=== Stored rows ===
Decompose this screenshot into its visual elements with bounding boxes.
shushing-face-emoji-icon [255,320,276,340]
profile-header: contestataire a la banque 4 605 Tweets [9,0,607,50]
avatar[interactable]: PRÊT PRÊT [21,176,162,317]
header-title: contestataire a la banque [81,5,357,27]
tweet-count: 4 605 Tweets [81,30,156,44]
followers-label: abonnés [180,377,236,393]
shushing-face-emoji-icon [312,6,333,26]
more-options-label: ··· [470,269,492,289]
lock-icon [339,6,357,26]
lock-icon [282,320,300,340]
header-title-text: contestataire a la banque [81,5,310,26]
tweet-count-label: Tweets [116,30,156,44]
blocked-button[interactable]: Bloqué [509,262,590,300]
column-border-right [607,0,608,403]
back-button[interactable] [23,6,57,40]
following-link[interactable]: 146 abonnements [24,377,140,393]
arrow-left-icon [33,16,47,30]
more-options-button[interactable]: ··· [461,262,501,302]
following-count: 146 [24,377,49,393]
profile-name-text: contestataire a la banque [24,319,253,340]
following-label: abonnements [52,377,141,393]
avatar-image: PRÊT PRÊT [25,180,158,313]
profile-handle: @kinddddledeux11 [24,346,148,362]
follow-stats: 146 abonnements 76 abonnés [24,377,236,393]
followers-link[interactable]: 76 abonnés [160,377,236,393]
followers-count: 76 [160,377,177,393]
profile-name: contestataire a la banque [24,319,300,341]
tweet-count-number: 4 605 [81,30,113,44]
===
• _What needs to be done_
Render every line of the records above as a numbered list, leaving out any blank lines.

• _Solved exercise_
1. Decompose this screenshot into its visual elements with bounding boxes.
2. shushing-face-emoji-icon [255,320,276,340]
3. profile-header: contestataire a la banque 4 605 Tweets [9,0,607,50]
4. avatar[interactable]: PRÊT PRÊT [21,176,162,317]
5. header-title: contestataire a la banque [81,5,357,27]
6. tweet-count: 4 605 Tweets [81,30,156,44]
7. followers-label: abonnés [180,377,236,393]
8. shushing-face-emoji-icon [312,6,333,26]
9. more-options-label: ··· [470,269,492,289]
10. lock-icon [339,6,357,26]
11. lock-icon [282,320,300,340]
12. header-title-text: contestataire a la banque [81,5,310,26]
13. tweet-count-label: Tweets [116,30,156,44]
14. blocked-button[interactable]: Bloqué [509,262,590,300]
15. column-border-right [607,0,608,403]
16. back-button[interactable] [23,6,57,40]
17. following-link[interactable]: 146 abonnements [24,377,140,393]
18. arrow-left-icon [33,16,47,30]
19. more-options-button[interactable]: ··· [461,262,501,302]
20. following-count: 146 [24,377,49,393]
21. profile-name-text: contestataire a la banque [24,319,253,340]
22. following-label: abonnements [52,377,141,393]
23. avatar-image: PRÊT PRÊT [25,180,158,313]
24. profile-handle: @kinddddledeux11 [24,346,148,362]
25. follow-stats: 146 abonnements 76 abonnés [24,377,236,393]
26. followers-link[interactable]: 76 abonnés [160,377,236,393]
27. followers-count: 76 [160,377,177,393]
28. profile-name: contestataire a la banque [24,319,300,341]
29. tweet-count-number: 4 605 [81,30,113,44]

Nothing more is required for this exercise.